*INSTRUCTION*
Leave out the pictures and repeat the rest of the material exactly.

*TASK INPUT*
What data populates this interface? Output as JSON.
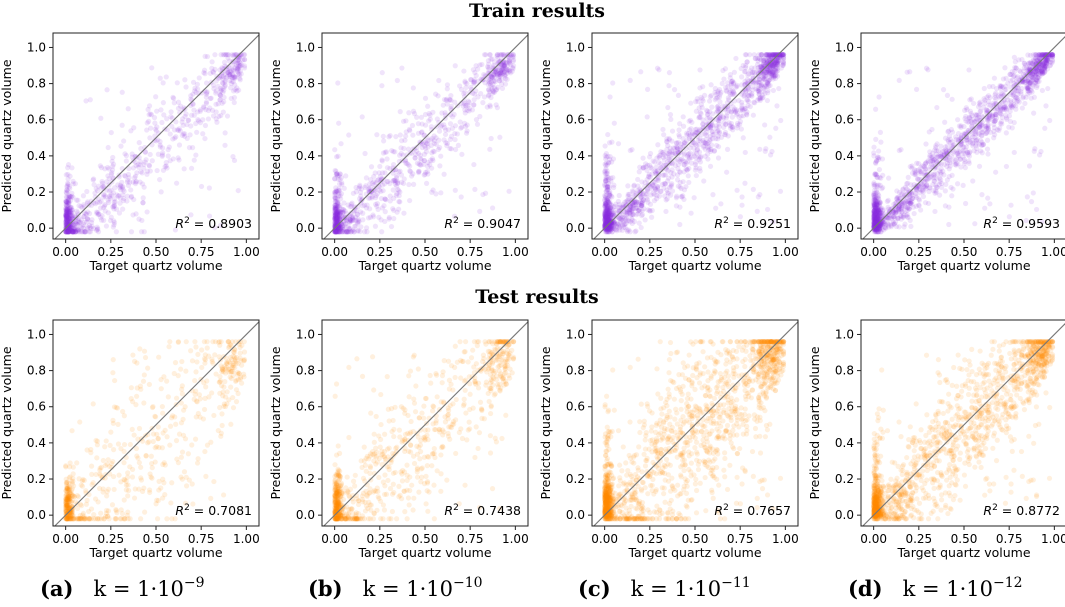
{
  "figure": {
    "row_titles": [
      "Train results",
      "Test results"
    ],
    "captions": [
      {
        "letter": "(a)",
        "base": "k = 1·10",
        "exp": "−9"
      },
      {
        "letter": "(b)",
        "base": "k = 1·10",
        "exp": "−10"
      },
      {
        "letter": "(c)",
        "base": "k = 1·10",
        "exp": "−11"
      },
      {
        "letter": "(d)",
        "base": "k = 1·10",
        "exp": "−12"
      }
    ]
  },
  "chart_data": [
    {
      "type": "scatter",
      "row": "Train results",
      "panel": "(a)",
      "xlabel": "Target quartz volume",
      "ylabel": "Predicted quartz volume",
      "xlim": [
        -0.07,
        1.07
      ],
      "ylim": [
        -0.06,
        1.08
      ],
      "xticks": [
        "0.00",
        "0.25",
        "0.50",
        "0.75",
        "1.00"
      ],
      "yticks": [
        "0.0",
        "0.2",
        "0.4",
        "0.6",
        "0.8",
        "1.0"
      ],
      "r2": "0.8903",
      "color": "#8a2be2",
      "density": 0.55,
      "spread": 0.12,
      "bias": -0.06,
      "n": 900
    },
    {
      "type": "scatter",
      "row": "Train results",
      "panel": "(b)",
      "xlabel": "Target quartz volume",
      "ylabel": "Predicted quartz volume",
      "xlim": [
        -0.07,
        1.07
      ],
      "ylim": [
        -0.06,
        1.08
      ],
      "xticks": [
        "0.00",
        "0.25",
        "0.50",
        "0.75",
        "1.00"
      ],
      "yticks": [
        "0.0",
        "0.2",
        "0.4",
        "0.6",
        "0.8",
        "1.0"
      ],
      "r2": "0.9047",
      "color": "#8a2be2",
      "density": 0.75,
      "spread": 0.1,
      "bias": -0.04,
      "n": 1000
    },
    {
      "type": "scatter",
      "row": "Train results",
      "panel": "(c)",
      "xlabel": "Target quartz volume",
      "ylabel": "Predicted quartz volume",
      "xlim": [
        -0.07,
        1.07
      ],
      "ylim": [
        -0.06,
        1.08
      ],
      "xticks": [
        "0.00",
        "0.25",
        "0.50",
        "0.75",
        "1.00"
      ],
      "yticks": [
        "0.0",
        "0.2",
        "0.4",
        "0.6",
        "0.8",
        "1.0"
      ],
      "r2": "0.9251",
      "color": "#8a2be2",
      "density": 1.0,
      "spread": 0.09,
      "bias": -0.02,
      "n": 1600
    },
    {
      "type": "scatter",
      "row": "Train results",
      "panel": "(d)",
      "xlabel": "Target quartz volume",
      "ylabel": "Predicted quartz volume",
      "xlim": [
        -0.07,
        1.07
      ],
      "ylim": [
        -0.06,
        1.08
      ],
      "xticks": [
        "0.00",
        "0.25",
        "0.50",
        "0.75",
        "1.00"
      ],
      "yticks": [
        "0.0",
        "0.2",
        "0.4",
        "0.6",
        "0.8",
        "1.0"
      ],
      "r2": "0.9593",
      "color": "#8a2be2",
      "density": 1.0,
      "spread": 0.07,
      "bias": -0.02,
      "n": 1600
    },
    {
      "type": "scatter",
      "row": "Test results",
      "panel": "(a)",
      "xlabel": "Target quartz volume",
      "ylabel": "Predicted quartz volume",
      "xlim": [
        -0.07,
        1.07
      ],
      "ylim": [
        -0.06,
        1.08
      ],
      "xticks": [
        "0.00",
        "0.25",
        "0.50",
        "0.75",
        "1.00"
      ],
      "yticks": [
        "0.0",
        "0.2",
        "0.4",
        "0.6",
        "0.8",
        "1.0"
      ],
      "r2": "0.7081",
      "color": "#ff8c00",
      "density": 0.35,
      "spread": 0.22,
      "bias": -0.08,
      "n": 700
    },
    {
      "type": "scatter",
      "row": "Test results",
      "panel": "(b)",
      "xlabel": "Target quartz volume",
      "ylabel": "Predicted quartz volume",
      "xlim": [
        -0.07,
        1.07
      ],
      "ylim": [
        -0.06,
        1.08
      ],
      "xticks": [
        "0.00",
        "0.25",
        "0.50",
        "0.75",
        "1.00"
      ],
      "yticks": [
        "0.0",
        "0.2",
        "0.4",
        "0.6",
        "0.8",
        "1.0"
      ],
      "r2": "0.7438",
      "color": "#ff8c00",
      "density": 0.5,
      "spread": 0.18,
      "bias": -0.06,
      "n": 900
    },
    {
      "type": "scatter",
      "row": "Test results",
      "panel": "(c)",
      "xlabel": "Target quartz volume",
      "ylabel": "Predicted quartz volume",
      "xlim": [
        -0.07,
        1.07
      ],
      "ylim": [
        -0.06,
        1.08
      ],
      "xticks": [
        "0.00",
        "0.25",
        "0.50",
        "0.75",
        "1.00"
      ],
      "yticks": [
        "0.0",
        "0.2",
        "0.4",
        "0.6",
        "0.8",
        "1.0"
      ],
      "r2": "0.7657",
      "color": "#ff8c00",
      "density": 1.0,
      "spread": 0.2,
      "bias": -0.04,
      "n": 1700
    },
    {
      "type": "scatter",
      "row": "Test results",
      "panel": "(d)",
      "xlabel": "Target quartz volume",
      "ylabel": "Predicted quartz volume",
      "xlim": [
        -0.07,
        1.07
      ],
      "ylim": [
        -0.06,
        1.08
      ],
      "xticks": [
        "0.00",
        "0.25",
        "0.50",
        "0.75",
        "1.00"
      ],
      "yticks": [
        "0.0",
        "0.2",
        "0.4",
        "0.6",
        "0.8",
        "1.0"
      ],
      "r2": "0.8772",
      "color": "#ff8c00",
      "density": 1.0,
      "spread": 0.14,
      "bias": -0.03,
      "n": 1600
    }
  ]
}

*FULL OUTPUT*
What data populates this interface? Output as JSON.
{
  "figure": {
    "row_titles": [
      "Train results",
      "Test results"
    ],
    "captions": [
      {
        "letter": "(a)",
        "base": "k = 1·10",
        "exp": "−9"
      },
      {
        "letter": "(b)",
        "base": "k = 1·10",
        "exp": "−10"
      },
      {
        "letter": "(c)",
        "base": "k = 1·10",
        "exp": "−11"
      },
      {
        "letter": "(d)",
        "base": "k = 1·10",
        "exp": "−12"
      }
    ]
  },
  "chart_data": [
    {
      "type": "scatter",
      "row": "Train results",
      "panel": "(a)",
      "xlabel": "Target quartz volume",
      "ylabel": "Predicted quartz volume",
      "xlim": [
        -0.07,
        1.07
      ],
      "ylim": [
        -0.06,
        1.08
      ],
      "xticks": [
        "0.00",
        "0.25",
        "0.50",
        "0.75",
        "1.00"
      ],
      "yticks": [
        "0.0",
        "0.2",
        "0.4",
        "0.6",
        "0.8",
        "1.0"
      ],
      "r2": "0.8903",
      "color": "#8a2be2",
      "density": 0.55,
      "spread": 0.12,
      "bias": -0.06,
      "n": 900
    },
    {
      "type": "scatter",
      "row": "Train results",
      "panel": "(b)",
      "xlabel": "Target quartz volume",
      "ylabel": "Predicted quartz volume",
      "xlim": [
        -0.07,
        1.07
      ],
      "ylim": [
        -0.06,
        1.08
      ],
      "xticks": [
        "0.00",
        "0.25",
        "0.50",
        "0.75",
        "1.00"
      ],
      "yticks": [
        "0.0",
        "0.2",
        "0.4",
        "0.6",
        "0.8",
        "1.0"
      ],
      "r2": "0.9047",
      "color": "#8a2be2",
      "density": 0.75,
      "spread": 0.1,
      "bias": -0.04,
      "n": 1000
    },
    {
      "type": "scatter",
      "row": "Train results",
      "panel": "(c)",
      "xlabel": "Target quartz volume",
      "ylabel": "Predicted quartz volume",
      "xlim": [
        -0.07,
        1.07
      ],
      "ylim": [
        -0.06,
        1.08
      ],
      "xticks": [
        "0.00",
        "0.25",
        "0.50",
        "0.75",
        "1.00"
      ],
      "yticks": [
        "0.0",
        "0.2",
        "0.4",
        "0.6",
        "0.8",
        "1.0"
      ],
      "r2": "0.9251",
      "color": "#8a2be2",
      "density": 1.0,
      "spread": 0.09,
      "bias": -0.02,
      "n": 1600
    },
    {
      "type": "scatter",
      "row": "Train results",
      "panel": "(d)",
      "xlabel": "Target quartz volume",
      "ylabel": "Predicted quartz volume",
      "xlim": [
        -0.07,
        1.07
      ],
      "ylim": [
        -0.06,
        1.08
      ],
      "xticks": [
        "0.00",
        "0.25",
        "0.50",
        "0.75",
        "1.00"
      ],
      "yticks": [
        "0.0",
        "0.2",
        "0.4",
        "0.6",
        "0.8",
        "1.0"
      ],
      "r2": "0.9593",
      "color": "#8a2be2",
      "density": 1.0,
      "spread": 0.07,
      "bias": -0.02,
      "n": 1600
    },
    {
      "type": "scatter",
      "row": "Test results",
      "panel": "(a)",
      "xlabel": "Target quartz volume",
      "ylabel": "Predicted quartz volume",
      "xlim": [
        -0.07,
        1.07
      ],
      "ylim": [
        -0.06,
        1.08
      ],
      "xticks": [
        "0.00",
        "0.25",
        "0.50",
        "0.75",
        "1.00"
      ],
      "yticks": [
        "0.0",
        "0.2",
        "0.4",
        "0.6",
        "0.8",
        "1.0"
      ],
      "r2": "0.7081",
      "color": "#ff8c00",
      "density": 0.35,
      "spread": 0.22,
      "bias": -0.08,
      "n": 700
    },
    {
      "type": "scatter",
      "row": "Test results",
      "panel": "(b)",
      "xlabel": "Target quartz volume",
      "ylabel": "Predicted quartz volume",
      "xlim": [
        -0.07,
        1.07
      ],
      "ylim": [
        -0.06,
        1.08
      ],
      "xticks": [
        "0.00",
        "0.25",
        "0.50",
        "0.75",
        "1.00"
      ],
      "yticks": [
        "0.0",
        "0.2",
        "0.4",
        "0.6",
        "0.8",
        "1.0"
      ],
      "r2": "0.7438",
      "color": "#ff8c00",
      "density": 0.5,
      "spread": 0.18,
      "bias": -0.06,
      "n": 900
    },
    {
      "type": "scatter",
      "row": "Test results",
      "panel": "(c)",
      "xlabel": "Target quartz volume",
      "ylabel": "Predicted quartz volume",
      "xlim": [
        -0.07,
        1.07
      ],
      "ylim": [
        -0.06,
        1.08
      ],
      "xticks": [
        "0.00",
        "0.25",
        "0.50",
        "0.75",
        "1.00"
      ],
      "yticks": [
        "0.0",
        "0.2",
        "0.4",
        "0.6",
        "0.8",
        "1.0"
      ],
      "r2": "0.7657",
      "color": "#ff8c00",
      "density": 1.0,
      "spread": 0.2,
      "bias": -0.04,
      "n": 1700
    },
    {
      "type": "scatter",
      "row": "Test results",
      "panel": "(d)",
      "xlabel": "Target quartz volume",
      "ylabel": "Predicted quartz volume",
      "xlim": [
        -0.07,
        1.07
      ],
      "ylim": [
        -0.06,
        1.08
      ],
      "xticks": [
        "0.00",
        "0.25",
        "0.50",
        "0.75",
        "1.00"
      ],
      "yticks": [
        "0.0",
        "0.2",
        "0.4",
        "0.6",
        "0.8",
        "1.0"
      ],
      "r2": "0.8772",
      "color": "#ff8c00",
      "density": 1.0,
      "spread": 0.14,
      "bias": -0.03,
      "n": 1600
    }
  ]
}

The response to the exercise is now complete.